- Problem to work on
Below are some records; reproduce every one of them exactly.
-- Begin Stored records --
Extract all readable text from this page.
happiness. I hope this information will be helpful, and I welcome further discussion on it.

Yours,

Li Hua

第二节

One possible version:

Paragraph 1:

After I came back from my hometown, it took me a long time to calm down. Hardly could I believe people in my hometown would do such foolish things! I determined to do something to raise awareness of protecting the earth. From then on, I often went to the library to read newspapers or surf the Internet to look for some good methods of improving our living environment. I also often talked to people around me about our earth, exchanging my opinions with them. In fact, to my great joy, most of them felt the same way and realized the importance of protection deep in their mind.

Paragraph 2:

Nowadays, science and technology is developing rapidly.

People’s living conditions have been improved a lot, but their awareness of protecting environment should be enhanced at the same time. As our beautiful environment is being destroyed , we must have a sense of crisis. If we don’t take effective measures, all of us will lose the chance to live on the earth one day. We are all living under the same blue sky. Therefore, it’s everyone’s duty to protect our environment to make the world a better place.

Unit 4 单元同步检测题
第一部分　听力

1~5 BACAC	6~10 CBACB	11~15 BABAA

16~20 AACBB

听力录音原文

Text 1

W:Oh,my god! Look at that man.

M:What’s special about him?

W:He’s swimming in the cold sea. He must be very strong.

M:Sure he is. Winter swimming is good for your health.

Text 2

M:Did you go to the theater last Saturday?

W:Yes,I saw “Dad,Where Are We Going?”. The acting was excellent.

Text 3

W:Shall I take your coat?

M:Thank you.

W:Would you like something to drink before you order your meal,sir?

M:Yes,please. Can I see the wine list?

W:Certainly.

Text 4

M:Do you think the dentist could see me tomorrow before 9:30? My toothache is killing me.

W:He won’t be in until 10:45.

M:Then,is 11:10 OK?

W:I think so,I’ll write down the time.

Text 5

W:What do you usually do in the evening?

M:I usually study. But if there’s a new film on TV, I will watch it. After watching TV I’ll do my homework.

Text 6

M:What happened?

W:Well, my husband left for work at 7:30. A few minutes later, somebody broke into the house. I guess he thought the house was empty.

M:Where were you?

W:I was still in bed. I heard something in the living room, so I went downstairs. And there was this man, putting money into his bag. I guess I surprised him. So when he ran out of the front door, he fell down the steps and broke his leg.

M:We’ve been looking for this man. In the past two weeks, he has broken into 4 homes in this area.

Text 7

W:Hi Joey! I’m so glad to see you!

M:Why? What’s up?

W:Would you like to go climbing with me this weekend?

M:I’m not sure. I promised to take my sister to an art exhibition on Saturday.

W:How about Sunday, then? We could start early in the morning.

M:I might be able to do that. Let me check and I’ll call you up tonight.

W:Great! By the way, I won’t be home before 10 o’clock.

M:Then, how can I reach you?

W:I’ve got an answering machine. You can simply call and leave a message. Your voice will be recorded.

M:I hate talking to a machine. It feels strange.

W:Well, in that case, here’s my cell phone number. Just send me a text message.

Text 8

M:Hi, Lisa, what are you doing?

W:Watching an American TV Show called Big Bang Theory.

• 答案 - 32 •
-- End Stored records --
- Solution to this exercise
Extract all readable text from this page.
happiness. I hope this information will be helpful, and I welcome further discussion on it.

Yours,

Li Hua

第二节

One possible version:

Paragraph 1:

After I came back from my hometown, it took me a long time to calm down. Hardly could I believe people in my hometown would do such foolish things! I determined to do something to raise awareness of protecting the earth. From then on, I often went to the library to read newspapers or surf the Internet to look for some good methods of improving our living environment. I also often talked to people around me about our earth, exchanging my opinions with them. In fact, to my great joy, most of them felt the same way and realized the importance of protection deep in their mind.

Paragraph 2:

Nowadays, science and technology is developing rapidly.

People’s living conditions have been improved a lot, but their awareness of protecting environment should be enhanced at the same time. As our beautiful environment is being destroyed , we must have a sense of crisis. If we don’t take effective measures, all of us will lose the chance to live on the earth one day. We are all living under the same blue sky. Therefore, it’s everyone’s duty to protect our environment to make the world a better place.

Unit 4 单元同步检测题
第一部分　听力

1~5 BACAC	6~10 CBACB	11~15 BABAA

16~20 AACBB

听力录音原文

Text 1

W:Oh,my god! Look at that man.

M:What’s special about him?

W:He’s swimming in the cold sea. He must be very strong.

M:Sure he is. Winter swimming is good for your health.

Text 2

M:Did you go to the theater last Saturday?

W:Yes,I saw “Dad,Where Are We Going?”. The acting was excellent.

Text 3

W:Shall I take your coat?

M:Thank you.

W:Would you like something to drink before you order your meal,sir?

M:Yes,please. Can I see the wine list?

W:Certainly.

Text 4

M:Do you think the dentist could see me tomorrow before 9:30? My toothache is killing me.

W:He won’t be in until 10:45.

M:Then,is 11:10 OK?

W:I think so,I’ll write down the time.

Text 5

W:What do you usually do in the evening?

M:I usually study. But if there’s a new film on TV, I will watch it. After watching TV I’ll do my homework.

Text 6

M:What happened?

W:Well, my husband left for work at 7:30. A few minutes later, somebody broke into the house. I guess he thought the house was empty.

M:Where were you?

W:I was still in bed. I heard something in the living room, so I went downstairs. And there was this man, putting money into his bag. I guess I surprised him. So when he ran out of the front door, he fell down the steps and broke his leg.

M:We’ve been looking for this man. In the past two weeks, he has broken into 4 homes in this area.

Text 7

W:Hi Joey! I’m so glad to see you!

M:Why? What’s up?

W:Would you like to go climbing with me this weekend?

M:I’m not sure. I promised to take my sister to an art exhibition on Saturday.

W:How about Sunday, then? We could start early in the morning.

M:I might be able to do that. Let me check and I’ll call you up tonight.

W:Great! By the way, I won’t be home before 10 o’clock.

M:Then, how can I reach you?

W:I’ve got an answering machine. You can simply call and leave a message. Your voice will be recorded.

M:I hate talking to a machine. It feels strange.

W:Well, in that case, here’s my cell phone number. Just send me a text message.

Text 8

M:Hi, Lisa, what are you doing?

W:Watching an American TV Show called Big Bang Theory.

• 答案 - 32 •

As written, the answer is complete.